%%
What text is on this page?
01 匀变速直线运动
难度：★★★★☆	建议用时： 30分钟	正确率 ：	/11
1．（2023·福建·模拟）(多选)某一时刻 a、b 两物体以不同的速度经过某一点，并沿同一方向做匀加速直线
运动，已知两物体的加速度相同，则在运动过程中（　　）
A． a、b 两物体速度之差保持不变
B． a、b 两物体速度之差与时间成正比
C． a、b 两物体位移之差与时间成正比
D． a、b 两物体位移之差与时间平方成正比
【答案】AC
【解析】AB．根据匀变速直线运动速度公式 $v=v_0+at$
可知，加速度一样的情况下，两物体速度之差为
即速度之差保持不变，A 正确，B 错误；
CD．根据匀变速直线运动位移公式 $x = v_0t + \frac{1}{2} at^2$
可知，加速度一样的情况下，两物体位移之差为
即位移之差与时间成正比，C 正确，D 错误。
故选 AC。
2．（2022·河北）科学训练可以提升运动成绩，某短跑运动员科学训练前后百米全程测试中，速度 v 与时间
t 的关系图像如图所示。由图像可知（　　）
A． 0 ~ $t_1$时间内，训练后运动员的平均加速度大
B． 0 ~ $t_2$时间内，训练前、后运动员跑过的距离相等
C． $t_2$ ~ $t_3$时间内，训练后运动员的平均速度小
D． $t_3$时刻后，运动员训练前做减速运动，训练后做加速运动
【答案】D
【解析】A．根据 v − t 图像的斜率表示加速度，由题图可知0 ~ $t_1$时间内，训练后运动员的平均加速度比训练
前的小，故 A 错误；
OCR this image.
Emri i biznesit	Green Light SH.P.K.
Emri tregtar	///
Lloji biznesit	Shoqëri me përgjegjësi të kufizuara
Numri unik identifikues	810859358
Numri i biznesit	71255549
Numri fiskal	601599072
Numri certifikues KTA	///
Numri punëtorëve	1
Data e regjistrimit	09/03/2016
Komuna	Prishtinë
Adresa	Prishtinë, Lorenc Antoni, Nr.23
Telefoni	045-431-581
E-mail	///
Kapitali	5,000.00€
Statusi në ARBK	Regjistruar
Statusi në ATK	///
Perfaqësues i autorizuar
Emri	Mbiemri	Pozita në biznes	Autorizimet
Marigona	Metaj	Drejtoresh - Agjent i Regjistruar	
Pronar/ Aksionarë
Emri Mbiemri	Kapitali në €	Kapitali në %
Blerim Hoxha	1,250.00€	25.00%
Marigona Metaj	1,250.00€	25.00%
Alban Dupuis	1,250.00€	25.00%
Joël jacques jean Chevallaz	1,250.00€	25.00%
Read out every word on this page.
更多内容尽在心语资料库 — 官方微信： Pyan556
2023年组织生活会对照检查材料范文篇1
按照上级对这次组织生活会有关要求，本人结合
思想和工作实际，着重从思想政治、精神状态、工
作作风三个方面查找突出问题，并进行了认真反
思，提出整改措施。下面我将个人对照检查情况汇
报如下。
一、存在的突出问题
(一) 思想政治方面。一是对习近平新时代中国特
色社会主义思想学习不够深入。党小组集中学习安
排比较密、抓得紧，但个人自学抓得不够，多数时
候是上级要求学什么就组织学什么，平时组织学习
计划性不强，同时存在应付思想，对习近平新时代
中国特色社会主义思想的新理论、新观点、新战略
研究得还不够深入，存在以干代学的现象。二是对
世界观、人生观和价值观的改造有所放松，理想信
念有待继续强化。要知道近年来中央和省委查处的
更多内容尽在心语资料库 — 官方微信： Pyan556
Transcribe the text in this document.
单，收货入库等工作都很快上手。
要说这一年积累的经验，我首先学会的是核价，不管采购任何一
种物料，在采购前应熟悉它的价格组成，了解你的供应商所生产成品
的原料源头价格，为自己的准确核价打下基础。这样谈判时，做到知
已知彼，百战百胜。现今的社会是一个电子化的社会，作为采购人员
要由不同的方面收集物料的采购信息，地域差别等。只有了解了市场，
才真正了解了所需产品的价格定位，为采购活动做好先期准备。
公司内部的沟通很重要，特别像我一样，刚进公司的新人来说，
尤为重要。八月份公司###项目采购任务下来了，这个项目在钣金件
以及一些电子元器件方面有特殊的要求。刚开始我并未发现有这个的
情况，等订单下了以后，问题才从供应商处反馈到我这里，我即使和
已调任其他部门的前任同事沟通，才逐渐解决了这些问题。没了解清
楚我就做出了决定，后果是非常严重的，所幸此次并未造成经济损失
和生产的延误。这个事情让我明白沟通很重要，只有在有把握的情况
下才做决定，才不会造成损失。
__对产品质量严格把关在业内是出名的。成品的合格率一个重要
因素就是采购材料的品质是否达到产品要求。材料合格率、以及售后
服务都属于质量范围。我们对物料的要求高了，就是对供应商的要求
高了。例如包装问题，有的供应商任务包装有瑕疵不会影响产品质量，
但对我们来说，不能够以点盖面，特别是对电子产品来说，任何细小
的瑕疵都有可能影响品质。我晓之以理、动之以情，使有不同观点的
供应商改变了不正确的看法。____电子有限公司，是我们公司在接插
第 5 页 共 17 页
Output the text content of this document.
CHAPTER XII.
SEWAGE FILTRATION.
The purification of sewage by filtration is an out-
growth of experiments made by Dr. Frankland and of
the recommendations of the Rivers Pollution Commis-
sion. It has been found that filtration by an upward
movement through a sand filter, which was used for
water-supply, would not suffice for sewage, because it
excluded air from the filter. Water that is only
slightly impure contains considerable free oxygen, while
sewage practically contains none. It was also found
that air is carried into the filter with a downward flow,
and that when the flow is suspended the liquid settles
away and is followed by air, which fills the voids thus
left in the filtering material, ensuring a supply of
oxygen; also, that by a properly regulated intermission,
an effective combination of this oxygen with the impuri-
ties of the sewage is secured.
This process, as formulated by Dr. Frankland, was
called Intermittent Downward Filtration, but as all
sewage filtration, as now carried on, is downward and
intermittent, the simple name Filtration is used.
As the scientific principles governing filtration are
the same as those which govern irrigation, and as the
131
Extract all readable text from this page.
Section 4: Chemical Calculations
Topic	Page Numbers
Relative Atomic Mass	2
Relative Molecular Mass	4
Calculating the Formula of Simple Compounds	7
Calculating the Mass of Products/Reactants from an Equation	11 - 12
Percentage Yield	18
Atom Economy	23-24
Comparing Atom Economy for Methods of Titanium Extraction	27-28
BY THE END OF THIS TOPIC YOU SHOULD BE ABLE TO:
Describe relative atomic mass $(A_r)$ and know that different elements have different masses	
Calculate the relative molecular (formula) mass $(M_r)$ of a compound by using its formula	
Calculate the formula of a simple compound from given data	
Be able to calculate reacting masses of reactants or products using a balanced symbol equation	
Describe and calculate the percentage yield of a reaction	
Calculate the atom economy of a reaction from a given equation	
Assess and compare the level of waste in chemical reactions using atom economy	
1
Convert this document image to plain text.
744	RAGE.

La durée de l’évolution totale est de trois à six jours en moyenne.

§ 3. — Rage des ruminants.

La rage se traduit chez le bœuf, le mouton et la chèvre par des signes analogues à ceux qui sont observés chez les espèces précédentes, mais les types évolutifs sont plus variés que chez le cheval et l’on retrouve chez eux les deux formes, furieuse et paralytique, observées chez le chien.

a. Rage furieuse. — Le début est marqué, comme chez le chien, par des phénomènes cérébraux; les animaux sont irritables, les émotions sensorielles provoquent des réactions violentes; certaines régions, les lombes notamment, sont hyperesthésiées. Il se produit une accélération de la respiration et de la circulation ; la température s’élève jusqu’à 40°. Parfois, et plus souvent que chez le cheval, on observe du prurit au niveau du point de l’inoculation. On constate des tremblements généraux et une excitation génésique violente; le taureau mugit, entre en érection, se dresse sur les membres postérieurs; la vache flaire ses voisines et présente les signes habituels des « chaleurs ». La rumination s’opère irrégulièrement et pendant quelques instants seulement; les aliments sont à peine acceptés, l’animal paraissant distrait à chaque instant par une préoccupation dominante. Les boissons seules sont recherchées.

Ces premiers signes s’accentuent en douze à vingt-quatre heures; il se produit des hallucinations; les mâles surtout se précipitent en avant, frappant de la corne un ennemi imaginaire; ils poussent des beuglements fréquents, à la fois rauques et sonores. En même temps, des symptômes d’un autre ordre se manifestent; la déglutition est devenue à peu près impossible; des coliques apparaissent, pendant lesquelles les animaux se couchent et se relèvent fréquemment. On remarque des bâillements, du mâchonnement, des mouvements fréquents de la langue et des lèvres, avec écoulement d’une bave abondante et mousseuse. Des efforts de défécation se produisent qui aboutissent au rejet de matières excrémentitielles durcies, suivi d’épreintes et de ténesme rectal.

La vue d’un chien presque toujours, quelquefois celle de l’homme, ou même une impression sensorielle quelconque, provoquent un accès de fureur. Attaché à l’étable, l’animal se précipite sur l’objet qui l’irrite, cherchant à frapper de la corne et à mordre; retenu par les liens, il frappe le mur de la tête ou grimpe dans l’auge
%%
Using the listing above, pick out each line that contains the word "animal", then copy it.

a. Rage furieuse. — Le début est marqué, comme chez le chien, par des phénomènes cérébraux; les animaux sont irritables, les émotions sensorielles provoquent des réactions violentes; certaines régions, les lombes notamment, sont hyperesthésiées. Il se produit une accélération de la respiration et de la circulation ; la température s’élève jusqu’à 40°. Parfois, et plus souvent que chez le cheval, on observe du prurit au niveau du point de l’inoculation. On constate des tremblements généraux et une excitation génésique violente; le taureau mugit, entre en érection, se dresse sur les membres postérieurs; la vache flaire ses voisines et présente les signes habituels des « chaleurs ». La rumination s’opère irrégulièrement et pendant quelques instants seulement; les aliments sont à peine acceptés, l’animal paraissant distrait à chaque instant par une préoccupation dominante. Les boissons seules sont recherchées.
La vue d’un chien presque toujours, quelquefois celle de l’homme, ou même une impression sensorielle quelconque, provoquent un accès de fureur. Attaché à l’étable, l’animal se précipite sur l’objet qui l’irrite, cherchant à frapper de la corne et à mordre; retenu par les liens, il frappe le mur de la tête ou grimpe dans l’auge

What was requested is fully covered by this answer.